> **EXERCISE GOAL**
Return all lines in the material below that contain "константной".

> **RECORDS TO PROCESS**
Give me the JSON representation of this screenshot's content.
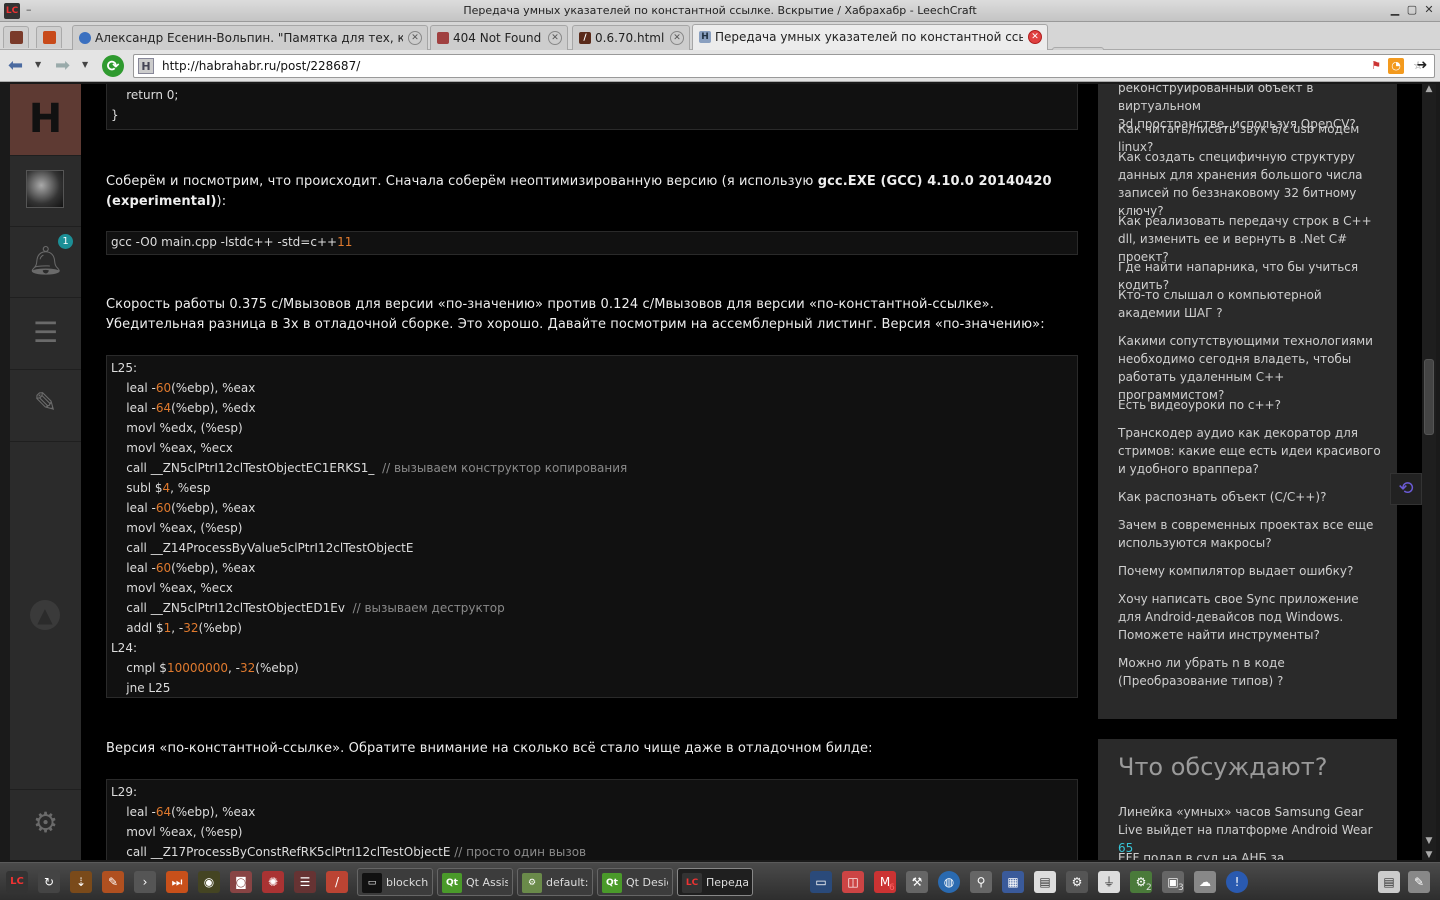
{
  "window": {
    "title": "Передача умных указателей по константной ссылке. Вскрытие / Хабрахабр - LeechCraft",
    "app_badge": "LC",
    "menu_dash": "–"
  },
  "tabs": [
    {
      "label": "Александр Есенин-Вольпин. \"Памятка для тех, ко..."
    },
    {
      "label": "404 Not Found"
    },
    {
      "label": "0.6.70.html"
    },
    {
      "label": "Передача умных указателей по константной ссы..."
    }
  ],
  "address": {
    "url": "http://habrahabr.ru/post/228687/",
    "site_letter": "H"
  },
  "rail": {
    "logo": "H",
    "badge_count": "1"
  },
  "code_top": [
    "    return 0;",
    "}"
  ],
  "para1": {
    "text": "Соберём и посмотрим, что происходит. Сначала соберём неоптимизированную версию (я использую ",
    "bold": "gcc.EXE (GCC) 4.10.0 20140420 (experimental)",
    "end": "):"
  },
  "cmd": {
    "text": "gcc -O0 main.cpp -lstdc++ -std=c++",
    "num": "11"
  },
  "para2": {
    "line1": "Скорость работы 0.375 с/Мвызовов для версии «по-значению» против 0.124 с/Мвызовов для версии «по-константной-ссылке».",
    "line2": "Убедительная разница в 3х в отладочной сборке. Это хорошо. Давайте посмотрим на ассемблерный листинг. Версия «по-значению»:"
  },
  "asm1": [
    {
      "a": "L25:",
      "n": "",
      "b": "",
      "c": ""
    },
    {
      "a": "    leal -",
      "n": "60",
      "b": "(%ebp), %eax",
      "c": ""
    },
    {
      "a": "    leal -",
      "n": "64",
      "b": "(%ebp), %edx",
      "c": ""
    },
    {
      "a": "    movl %edx, (%esp)",
      "n": "",
      "b": "",
      "c": ""
    },
    {
      "a": "    movl %eax, %ecx",
      "n": "",
      "b": "",
      "c": ""
    },
    {
      "a": "    call __ZN5clPtrI12clTestObjectEC1ERKS1_  ",
      "n": "",
      "b": "",
      "c": "// вызываем конструктор копирования"
    },
    {
      "a": "    subl $",
      "n": "4",
      "b": ", %esp",
      "c": ""
    },
    {
      "a": "    leal -",
      "n": "60",
      "b": "(%ebp), %eax",
      "c": ""
    },
    {
      "a": "    movl %eax, (%esp)",
      "n": "",
      "b": "",
      "c": ""
    },
    {
      "a": "    call __Z14ProcessByValue5clPtrI12clTestObjectE",
      "n": "",
      "b": "",
      "c": ""
    },
    {
      "a": "    leal -",
      "n": "60",
      "b": "(%ebp), %eax",
      "c": ""
    },
    {
      "a": "    movl %eax, %ecx",
      "n": "",
      "b": "",
      "c": ""
    },
    {
      "a": "    call __ZN5clPtrI12clTestObjectED1Ev  ",
      "n": "",
      "b": "",
      "c": "// вызываем деструктор"
    },
    {
      "a": "    addl $",
      "n": "1",
      "b": ", -",
      "n2": "32",
      "b2": "(%ebp)",
      "c": ""
    },
    {
      "a": "L24:",
      "n": "",
      "b": "",
      "c": ""
    },
    {
      "a": "    cmpl $",
      "n": "10000000",
      "b": ", -",
      "n2": "32",
      "b2": "(%ebp)",
      "c": ""
    },
    {
      "a": "    jne L25",
      "n": "",
      "b": "",
      "c": ""
    }
  ],
  "para3": "Версия «по-константной-ссылке». Обратите внимание на сколько всё стало чище даже в отладочном билде:",
  "asm2": [
    {
      "a": "L29:",
      "n": "",
      "b": "",
      "c": ""
    },
    {
      "a": "    leal -",
      "n": "64",
      "b": "(%ebp), %eax",
      "c": ""
    },
    {
      "a": "    movl %eax, (%esp)",
      "n": "",
      "b": "",
      "c": ""
    },
    {
      "a": "    call __Z17ProcessByConstRefRK5clPtrI12clTestObjectE ",
      "n": "",
      "b": "",
      "c": "// просто один вызов"
    }
  ],
  "sidebar": {
    "partial_top": [
      "реконструированный объект в виртуальном",
      "3d пространстве, используя OpenCV?"
    ],
    "questions": [
      "Как читать/писать звук в/с usb модем linux?",
      "Как создать специфичную структуру данных для хранения большого числа записей по беззнаковому 32 битному ключу?",
      "Как реализовать передачу строк в C++ dll, изменить ее и вернуть в .Net C# проект?",
      "Где найти напарника, что бы учиться кодить?",
      "Кто-то слышал о компьютерной академии ШАГ ?",
      "Какими сопутствующими технологиями необходимо сегодня владеть, чтобы работать удаленным C++ программистом?",
      "Есть видеоуроки по с++?",
      "Транскодер аудио как декоратор для стримов: какие еще есть идеи красивого и удобного враппера?",
      "Как распознать объект (C/C++)?",
      "Зачем в современных проектах все еще используются макросы?",
      "Почему компилятор выдает ошибку?",
      "Хочу написать свое Sync приложение для Android-девайсов под Windows. Поможете найти инструменты?",
      "Можно ли убрать n в коде (Преобразование типов) ?"
    ],
    "discuss_heading": "Что обсуждают?",
    "discuss": [
      {
        "text": "Линейка «умных» часов Samsung Gear Live выйдет на платформе Android Wear",
        "count": "65"
      },
      {
        "text": "EFF подал в суд на АНБ за неразглашение",
        "count": ""
      }
    ]
  },
  "taskbar": {
    "tasks": [
      {
        "label": "blockch..."
      },
      {
        "label": "Qt Assis..."
      },
      {
        "label": "default: ..."
      },
      {
        "label": "Qt Desig..."
      },
      {
        "label": "Переда..."
      }
    ],
    "tray_badges": [
      "6",
      "2",
      "3"
    ]
  }
}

> **RESULT OF THE EXERCISE**
    "title": "Передача умных указателей по константной ссылке. Вскрытие / Хабрахабр - LeechCraft",
      "label": "Передача умных указателей по константной ссы..."
    "line1": "Скорость работы 0.375 с/Мвызовов для версии «по-значению» против 0.124 с/Мвызовов для версии «по-константной-ссылке».",
  "para3": "Версия «по-константной-ссылке». Обратите внимание на сколько всё стало чище даже в отладочном билде:",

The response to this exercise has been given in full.